Exercise aim =
Copy each line that contains the word "front".

Recorded data =
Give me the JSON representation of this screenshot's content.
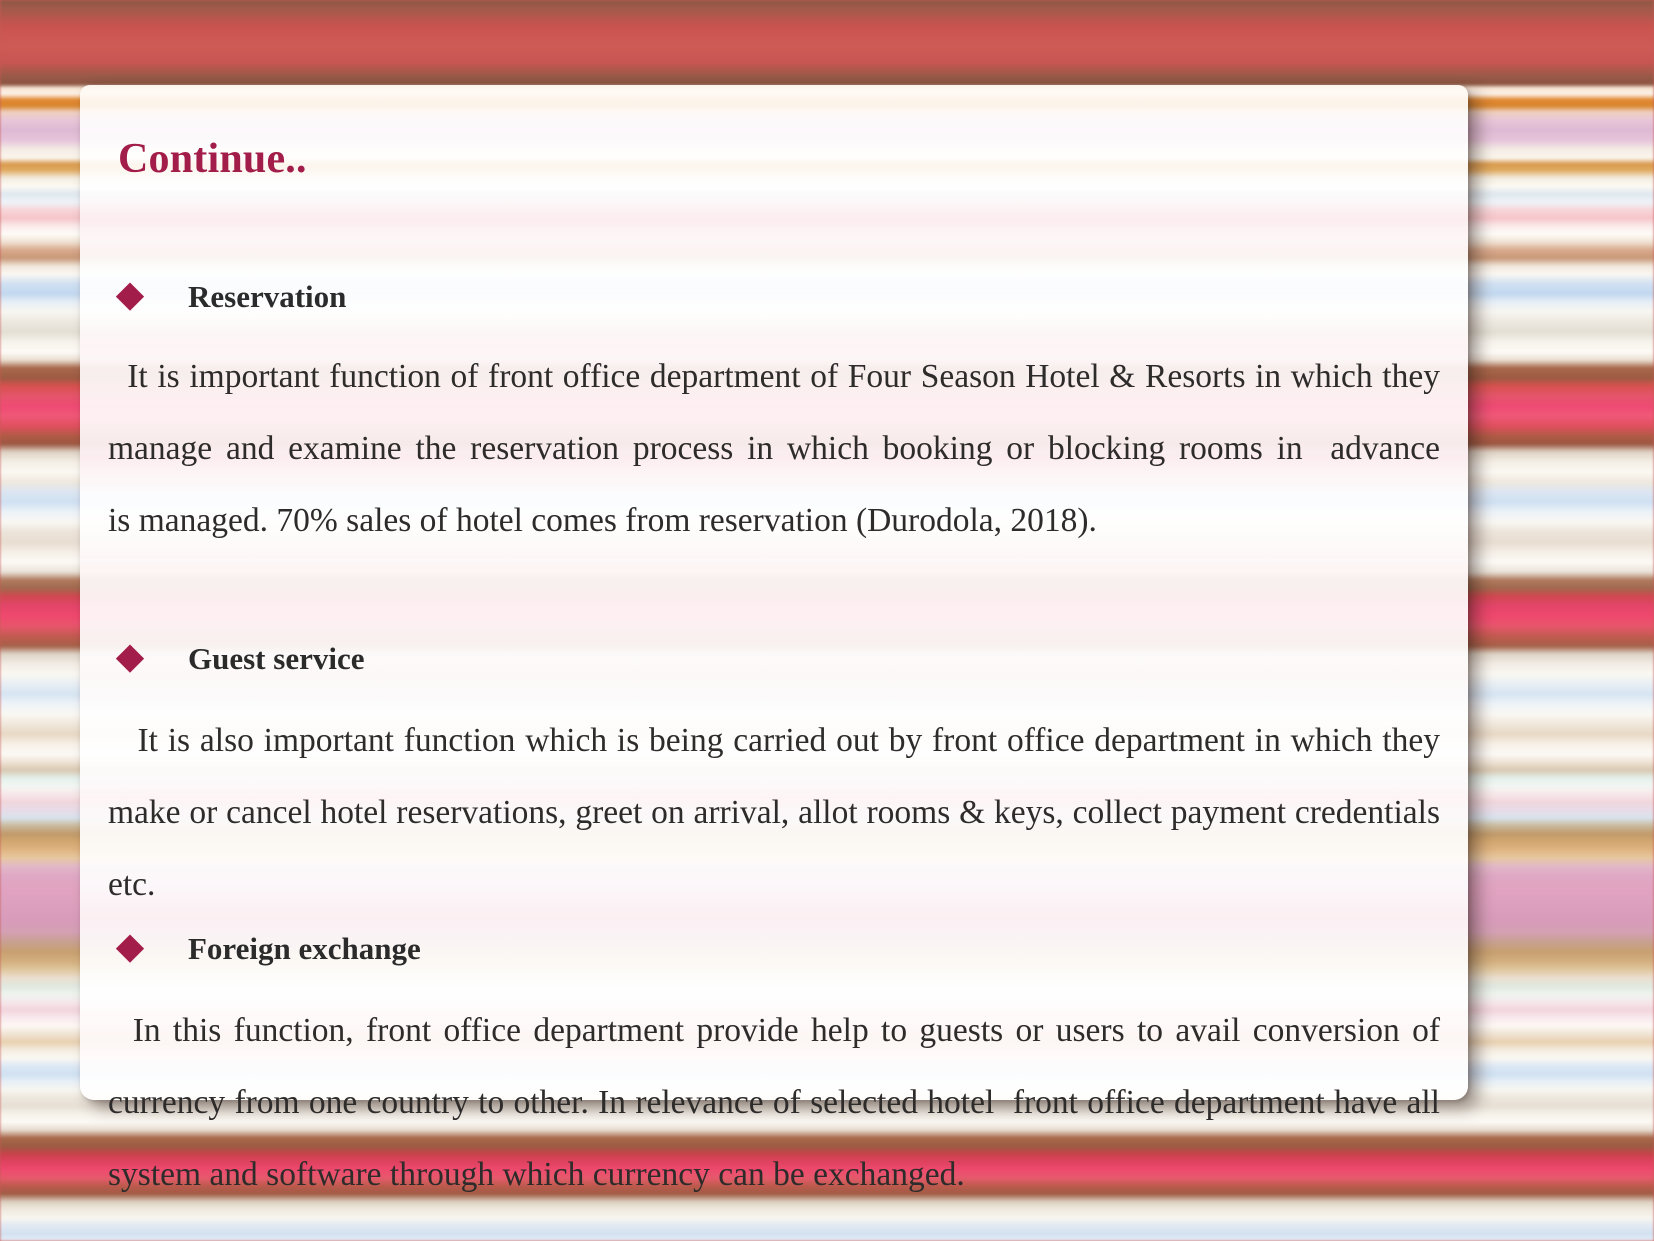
{
  "slide": {
    "title": "Continue..",
    "accent_color": "#a31d4a",
    "text_color": "#2e2b2b",
    "card_background": "#fdfbf8",
    "background_description": "horizontal-striped-red-pink-pattern"
  },
  "sections": [
    {
      "bullet_icon": "diamond-bullet",
      "heading": "Reservation",
      "body": "  It is important function of front office department of Four Season Hotel & Resorts in which they manage and examine the reservation process in which booking or blocking rooms in  advance        is managed. 70% sales of hotel comes from reservation (Durodola, 2018)."
    },
    {
      "bullet_icon": "diamond-bullet",
      "heading": "Guest service",
      "body": "   It is also important function which is being carried out by front office department in which they make or cancel hotel reservations, greet on arrival, allot rooms & keys, collect payment credentials etc."
    },
    {
      "bullet_icon": "diamond-bullet",
      "heading": "Foreign exchange",
      "body": "  In this function, front office department provide help to guests or users to avail conversion of currency from one country to other. In relevance of selected hotel  front office department have all system and software through which currency can be exchanged."
    }
  ]
}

Answer =
      "body": "  It is important function of front office department of Four Season Hotel & Resorts in which they manage and examine the reservation process in which booking or blocking rooms in  advance        is managed. 70% sales of hotel comes from reservation (Durodola, 2018)."
      "body": "   It is also important function which is being carried out by front office department in which they make or cancel hotel reservations, greet on arrival, allot rooms & keys, collect payment credentials etc."
      "body": "  In this function, front office department provide help to guests or users to avail conversion of currency from one country to other. In relevance of selected hotel  front office department have all system and software through which currency can be exchanged."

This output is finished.